**WORK REQUIRED:**
Starting with the line containing "subsection-heading: （一）查验工作情况 —" and continuing through the line containing "document-title: 车管所工作总结 —", rewrite those listing lines with "item-heading" swapped for "numbered-heading" and everything else left as it is.

— Start DATA TO PROCESS —

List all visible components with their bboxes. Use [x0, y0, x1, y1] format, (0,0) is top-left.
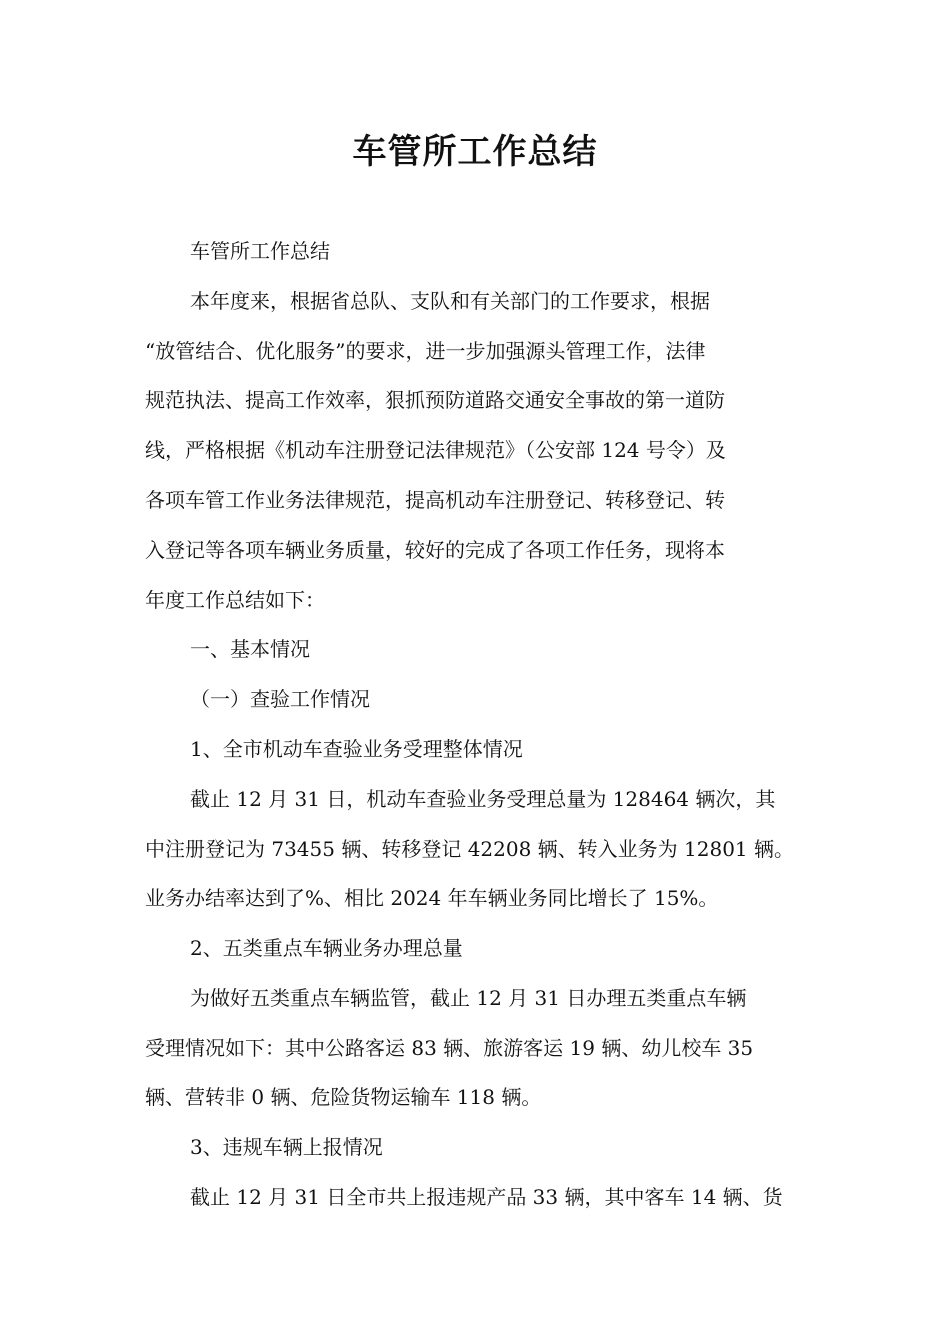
subsection-heading: （一）查验工作情况 — [190, 687, 370, 711]
paragraph-line: 年度工作总结如下： — [145, 588, 325, 612]
item-heading: 2、五类重点车辆业务办理总量 — [190, 936, 463, 960]
paragraph-line: 中注册登记为 73455 辆、转移登记 42208 辆、转入业务为 12801 辆。 — [145, 837, 795, 861]
paragraph-line: 截止 12 月 31 日全市共上报违规产品 33 辆，其中客车 14 辆、货 — [190, 1185, 783, 1209]
subtitle-line: 车管所工作总结 — [190, 239, 330, 263]
paragraph-line: 为做好五类重点车辆监管，截止 12 月 31 日办理五类重点车辆 — [190, 986, 747, 1010]
paragraph-line: 受理情况如下：其中公路客运 83 辆、旅游客运 19 辆、幼儿校车 35 — [145, 1036, 754, 1060]
paragraph-line: 入登记等各项车辆业务质量，较好的完成了各项工作任务，现将本 — [145, 538, 725, 562]
paragraph-line: 业务办结率达到了%、相比 2024 年车辆业务同比增长了 15%。 — [145, 886, 719, 910]
paragraph-line: 本年度来，根据省总队、支队和有关部门的工作要求，根据 — [190, 289, 710, 313]
section-heading: 一、基本情况 — [190, 637, 310, 661]
item-heading: 3、违规车辆上报情况 — [190, 1135, 383, 1159]
paragraph-line: 截止 12 月 31 日，机动车查验业务受理总量为 128464 辆次，其 — [190, 787, 776, 811]
item-heading: 1、全市机动车查验业务受理整体情况 — [190, 737, 523, 761]
document-title: 车管所工作总结 — [352, 132, 598, 172]
paragraph-line: 规范执法、提高工作效率，狠抓预防道路交通安全事故的第一道防 — [145, 388, 725, 412]
paragraph-line: 线，严格根据《机动车注册登记法律规范》（公安部 124 号令）及 — [145, 438, 726, 462]
paragraph-line: 辆、营转非 0 辆、危险货物运输车 118 辆。 — [145, 1085, 542, 1109]
paragraph-line: 各项车管工作业务法律规范，提高机动车注册登记、转移登记、转 — [145, 488, 725, 512]
paragraph-line: “放管结合、优化服务”的要求，进一步加强源头管理工作，法律 — [145, 339, 706, 363]
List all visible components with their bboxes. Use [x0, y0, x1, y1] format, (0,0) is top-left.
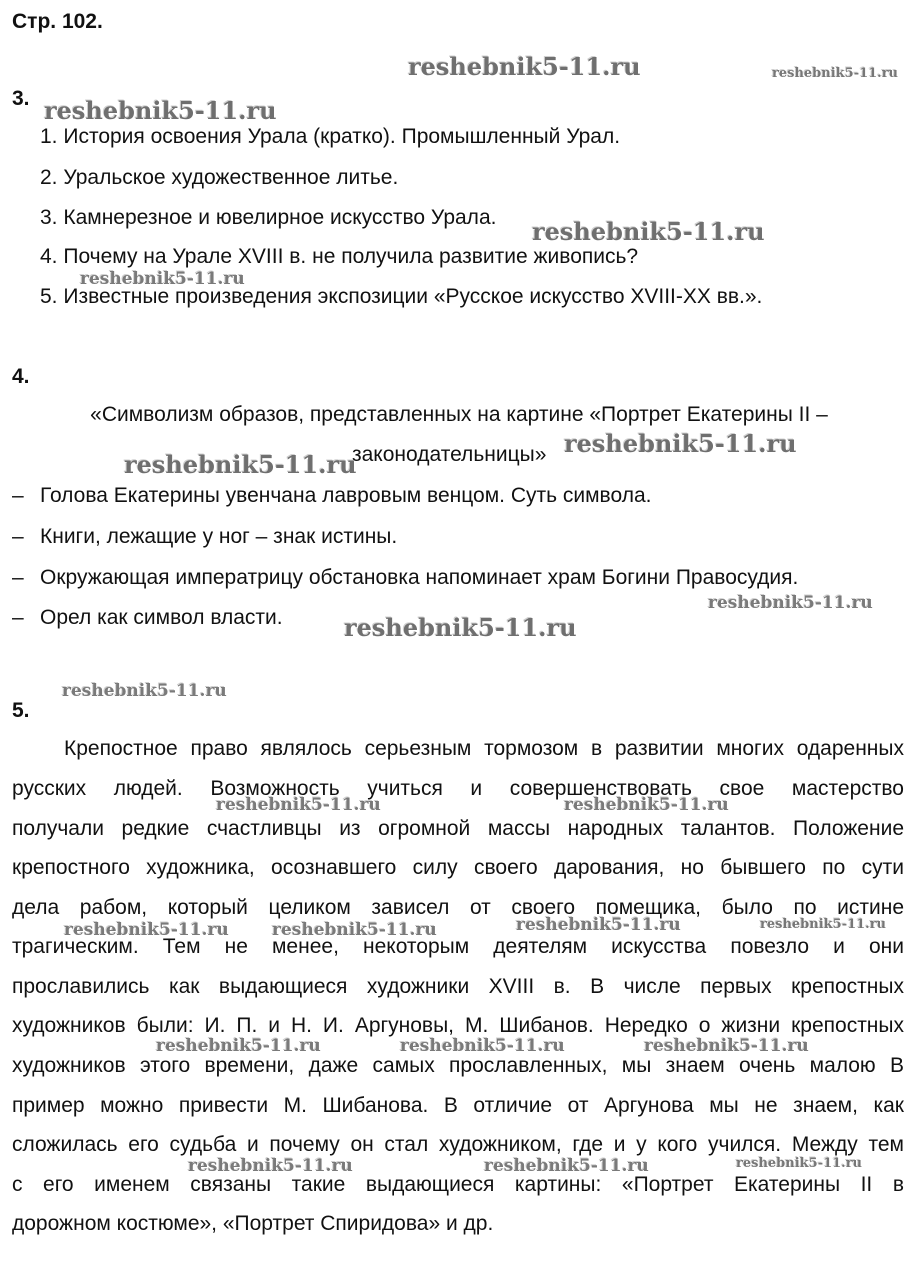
section-3-item-4: 4. Почему на Урале XVIII в. не получила развитие живопись?: [40, 245, 639, 268]
section-3-number: 3.: [12, 87, 30, 110]
section-3-item-1: 1. История освоения Урала (кратко). Промышленный Урал.: [40, 125, 621, 148]
watermark: reshebnik5-11.ru: [760, 917, 887, 932]
section-4-bullet-1: Голова Екатерины увенчана лавровым венцом. Суть символа.: [40, 484, 652, 507]
section-5-line-5: дела рабом, который целиком зависел от своего помещика, было по истине: [12, 896, 904, 919]
section-5-line-3: получали редкие счастливцы из огромной массы народных талантов. Положение: [12, 817, 904, 840]
section-5-line-1: Крепостное право являлось серьезным тормозом в развитии многих одаренных: [64, 737, 904, 760]
section-5-line-2: русских людей. Возможность учиться и совершенствовать свое мастерство: [12, 777, 904, 800]
section-5-line-7: прославились как выдающиеся художники XVIII в. В числе первых крепостных: [12, 975, 904, 998]
section-5-number: 5.: [12, 699, 30, 722]
bullet-dash: –: [12, 566, 24, 589]
section-5-line-12: с его именем связаны такие выдающиеся картины: «Портрет Екатерины II в: [12, 1173, 904, 1196]
section-4-bullet-3: Окружающая императрицу обстановка напоминает храм Богини Правосудия.: [40, 566, 799, 589]
watermark: reshebnik5-11.ru: [408, 52, 641, 81]
watermark: reshebnik5-11.ru: [188, 1156, 353, 1176]
section-5-line-6: трагическим. Тем не менее, некоторым деятелям искусства повезло и они: [12, 935, 904, 958]
watermark: reshebnik5-11.ru: [484, 1156, 649, 1176]
section-5-line-10: пример можно привести М. Шибанова. В отличие от Аргунова мы не знаем, как: [12, 1094, 904, 1117]
watermark: reshebnik5-11.ru: [272, 920, 437, 940]
watermark: reshebnik5-11.ru: [736, 1156, 863, 1171]
watermark: reshebnik5-11.ru: [216, 795, 381, 815]
watermark: reshebnik5-11.ru: [80, 269, 245, 289]
section-4-bullet-2: Книги, лежащие у ног – знак истины.: [40, 525, 398, 548]
watermark: reshebnik5-11.ru: [564, 429, 797, 458]
watermark: reshebnik5-11.ru: [644, 1036, 809, 1056]
bullet-dash: –: [12, 484, 24, 507]
watermark: reshebnik5-11.ru: [124, 450, 357, 479]
section-3-item-5: 5. Известные произведения экспозиции «Русское искусство XVIII-XX вв.».: [40, 285, 763, 308]
watermark: reshebnik5-11.ru: [532, 217, 765, 246]
watermark: reshebnik5-11.ru: [64, 920, 229, 940]
watermark: reshebnik5-11.ru: [62, 681, 227, 701]
section-3-item-2: 2. Уральское художественное литье.: [40, 166, 399, 189]
section-5-line-4: крепостного художника, осознавшего силу своего дарования, но бывшего по сути: [12, 856, 904, 879]
watermark: reshebnik5-11.ru: [400, 1036, 565, 1056]
section-4-bullet-4: Орел как символ власти.: [40, 606, 283, 629]
watermark: reshebnik5-11.ru: [708, 593, 873, 613]
section-3-item-3: 3. Камнерезное и ювелирное искусство Урала.: [40, 206, 497, 229]
page-header: Стр. 102.: [12, 10, 103, 33]
section-5-line-11: сложилась его судьба и почему он стал художником, где и у кого учился. Между тем: [12, 1133, 904, 1156]
watermark: reshebnik5-11.ru: [516, 915, 681, 935]
section-4-number: 4.: [12, 365, 30, 388]
section-5-line-9: художников этого времени, даже самых прославленных, мы знаем очень малою В: [12, 1054, 904, 1077]
watermark: reshebnik5-11.ru: [564, 795, 729, 815]
watermark: reshebnik5-11.ru: [44, 96, 277, 125]
watermark: reshebnik5-11.ru: [772, 66, 899, 81]
section-4-quote-line-1: «Символизм образов, представленных на картине «Портрет Екатерины II –: [90, 403, 828, 426]
section-4-quote-line-2: законодательницы»: [352, 443, 547, 466]
bullet-dash: –: [12, 525, 24, 548]
watermark: reshebnik5-11.ru: [344, 613, 577, 642]
section-5-line-8: художников были: И. П. и Н. И. Аргуновы, М. Шибанов. Нередко о жизни крепостных: [12, 1014, 904, 1037]
section-5-line-13: дорожном костюме», «Портрет Спиридова» и др.: [12, 1212, 494, 1235]
watermark: reshebnik5-11.ru: [156, 1036, 321, 1056]
bullet-dash: –: [12, 606, 24, 629]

— End DATA TO PROCESS —

**PROBLEM SOLUTION:**
subsection-heading: （一）查验工作情况 — [190, 687, 370, 711]
paragraph-line: 年度工作总结如下： — [145, 588, 325, 612]
numbered-heading: 2、五类重点车辆业务办理总量 — [190, 936, 463, 960]
paragraph-line: 中注册登记为 73455 辆、转移登记 42208 辆、转入业务为 12801 辆。 — [145, 837, 795, 861]
paragraph-line: 截止 12 月 31 日全市共上报违规产品 33 辆，其中客车 14 辆、货 — [190, 1185, 783, 1209]
subtitle-line: 车管所工作总结 — [190, 239, 330, 263]
paragraph-line: 为做好五类重点车辆监管，截止 12 月 31 日办理五类重点车辆 — [190, 986, 747, 1010]
paragraph-line: 受理情况如下：其中公路客运 83 辆、旅游客运 19 辆、幼儿校车 35 — [145, 1036, 754, 1060]
paragraph-line: 入登记等各项车辆业务质量，较好的完成了各项工作任务，现将本 — [145, 538, 725, 562]
paragraph-line: 业务办结率达到了%、相比 2024 年车辆业务同比增长了 15%。 — [145, 886, 719, 910]
paragraph-line: 本年度来，根据省总队、支队和有关部门的工作要求，根据 — [190, 289, 710, 313]
section-heading: 一、基本情况 — [190, 637, 310, 661]
numbered-heading: 3、违规车辆上报情况 — [190, 1135, 383, 1159]
paragraph-line: 截止 12 月 31 日，机动车查验业务受理总量为 128464 辆次，其 — [190, 787, 776, 811]
numbered-heading: 1、全市机动车查验业务受理整体情况 — [190, 737, 523, 761]
document-title: 车管所工作总结 — [352, 132, 598, 172]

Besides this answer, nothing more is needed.